[Your objective] Reproduce every entry exactly, without alteration.

[Structured figure records]
━━━━━━━━━━━━━━━━━━━━━━━━━━━━━━

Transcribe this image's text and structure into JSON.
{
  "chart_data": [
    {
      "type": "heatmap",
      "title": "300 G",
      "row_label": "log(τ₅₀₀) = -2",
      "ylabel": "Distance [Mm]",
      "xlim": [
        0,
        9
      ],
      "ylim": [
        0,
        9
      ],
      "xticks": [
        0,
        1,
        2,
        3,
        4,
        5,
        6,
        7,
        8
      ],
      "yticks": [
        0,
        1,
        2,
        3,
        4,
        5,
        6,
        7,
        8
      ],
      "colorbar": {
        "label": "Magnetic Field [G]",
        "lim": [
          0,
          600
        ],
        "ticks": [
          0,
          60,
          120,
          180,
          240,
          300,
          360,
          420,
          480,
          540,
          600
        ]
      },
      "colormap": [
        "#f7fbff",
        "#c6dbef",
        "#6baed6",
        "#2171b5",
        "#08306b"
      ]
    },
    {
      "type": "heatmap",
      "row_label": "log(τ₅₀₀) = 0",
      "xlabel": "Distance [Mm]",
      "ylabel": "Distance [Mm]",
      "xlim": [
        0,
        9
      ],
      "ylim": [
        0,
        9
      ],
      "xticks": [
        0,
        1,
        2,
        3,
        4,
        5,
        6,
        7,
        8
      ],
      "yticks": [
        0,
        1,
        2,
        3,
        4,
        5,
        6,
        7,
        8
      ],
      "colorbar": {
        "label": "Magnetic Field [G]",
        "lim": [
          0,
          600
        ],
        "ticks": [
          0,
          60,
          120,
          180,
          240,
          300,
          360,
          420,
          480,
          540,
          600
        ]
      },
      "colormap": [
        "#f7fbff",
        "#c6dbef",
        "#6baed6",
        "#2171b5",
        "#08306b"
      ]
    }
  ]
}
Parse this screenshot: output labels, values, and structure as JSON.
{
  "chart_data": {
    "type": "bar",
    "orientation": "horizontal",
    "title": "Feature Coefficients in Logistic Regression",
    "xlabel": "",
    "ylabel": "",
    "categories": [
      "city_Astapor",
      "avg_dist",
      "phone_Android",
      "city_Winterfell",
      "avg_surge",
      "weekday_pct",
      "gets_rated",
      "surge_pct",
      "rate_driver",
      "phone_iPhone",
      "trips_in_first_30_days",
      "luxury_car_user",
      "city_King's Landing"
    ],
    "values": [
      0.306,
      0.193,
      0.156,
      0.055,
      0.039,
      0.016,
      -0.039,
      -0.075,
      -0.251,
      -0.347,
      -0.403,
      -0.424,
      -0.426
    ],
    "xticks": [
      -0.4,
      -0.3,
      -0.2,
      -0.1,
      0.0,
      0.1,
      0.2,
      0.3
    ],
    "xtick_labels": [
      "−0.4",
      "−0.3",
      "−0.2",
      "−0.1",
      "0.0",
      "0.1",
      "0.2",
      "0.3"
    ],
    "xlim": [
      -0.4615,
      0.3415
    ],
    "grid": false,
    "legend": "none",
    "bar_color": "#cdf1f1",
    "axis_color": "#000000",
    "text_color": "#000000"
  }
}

━━━━━━━━━━━━━━━━━━━━━━━━━━━━━━

[Complete output]
Transcribe this image's text and structure into JSON.
{
  "chart_data": [
    {
      "type": "heatmap",
      "title": "300 G",
      "row_label": "log(τ₅₀₀) = -2",
      "ylabel": "Distance [Mm]",
      "xlim": [
        0,
        9
      ],
      "ylim": [
        0,
        9
      ],
      "xticks": [
        0,
        1,
        2,
        3,
        4,
        5,
        6,
        7,
        8
      ],
      "yticks": [
        0,
        1,
        2,
        3,
        4,
        5,
        6,
        7,
        8
      ],
      "colorbar": {
        "label": "Magnetic Field [G]",
        "lim": [
          0,
          600
        ],
        "ticks": [
          0,
          60,
          120,
          180,
          240,
          300,
          360,
          420,
          480,
          540,
          600
        ]
      },
      "colormap": [
        "#f7fbff",
        "#c6dbef",
        "#6baed6",
        "#2171b5",
        "#08306b"
      ]
    },
    {
      "type": "heatmap",
      "row_label": "log(τ₅₀₀) = 0",
      "xlabel": "Distance [Mm]",
      "ylabel": "Distance [Mm]",
      "xlim": [
        0,
        9
      ],
      "ylim": [
        0,
        9
      ],
      "xticks": [
        0,
        1,
        2,
        3,
        4,
        5,
        6,
        7,
        8
      ],
      "yticks": [
        0,
        1,
        2,
        3,
        4,
        5,
        6,
        7,
        8
      ],
      "colorbar": {
        "label": "Magnetic Field [G]",
        "lim": [
          0,
          600
        ],
        "ticks": [
          0,
          60,
          120,
          180,
          240,
          300,
          360,
          420,
          480,
          540,
          600
        ]
      },
      "colormap": [
        "#f7fbff",
        "#c6dbef",
        "#6baed6",
        "#2171b5",
        "#08306b"
      ]
    }
  ]
}
Parse this screenshot: output labels, values, and structure as JSON.
{
  "chart_data": {
    "type": "bar",
    "orientation": "horizontal",
    "title": "Feature Coefficients in Logistic Regression",
    "xlabel": "",
    "ylabel": "",
    "categories": [
      "city_Astapor",
      "avg_dist",
      "phone_Android",
      "city_Winterfell",
      "avg_surge",
      "weekday_pct",
      "gets_rated",
      "surge_pct",
      "rate_driver",
      "phone_iPhone",
      "trips_in_first_30_days",
      "luxury_car_user",
      "city_King's Landing"
    ],
    "values": [
      0.306,
      0.193,
      0.156,
      0.055,
      0.039,
      0.016,
      -0.039,
      -0.075,
      -0.251,
      -0.347,
      -0.403,
      -0.424,
      -0.426
    ],
    "xticks": [
      -0.4,
      -0.3,
      -0.2,
      -0.1,
      0.0,
      0.1,
      0.2,
      0.3
    ],
    "xtick_labels": [
      "−0.4",
      "−0.3",
      "−0.2",
      "−0.1",
      "0.0",
      "0.1",
      "0.2",
      "0.3"
    ],
    "xlim": [
      -0.4615,
      0.3415
    ],
    "grid": false,
    "legend": "none",
    "bar_color": "#cdf1f1",
    "axis_color": "#000000",
    "text_color": "#000000"
  }
}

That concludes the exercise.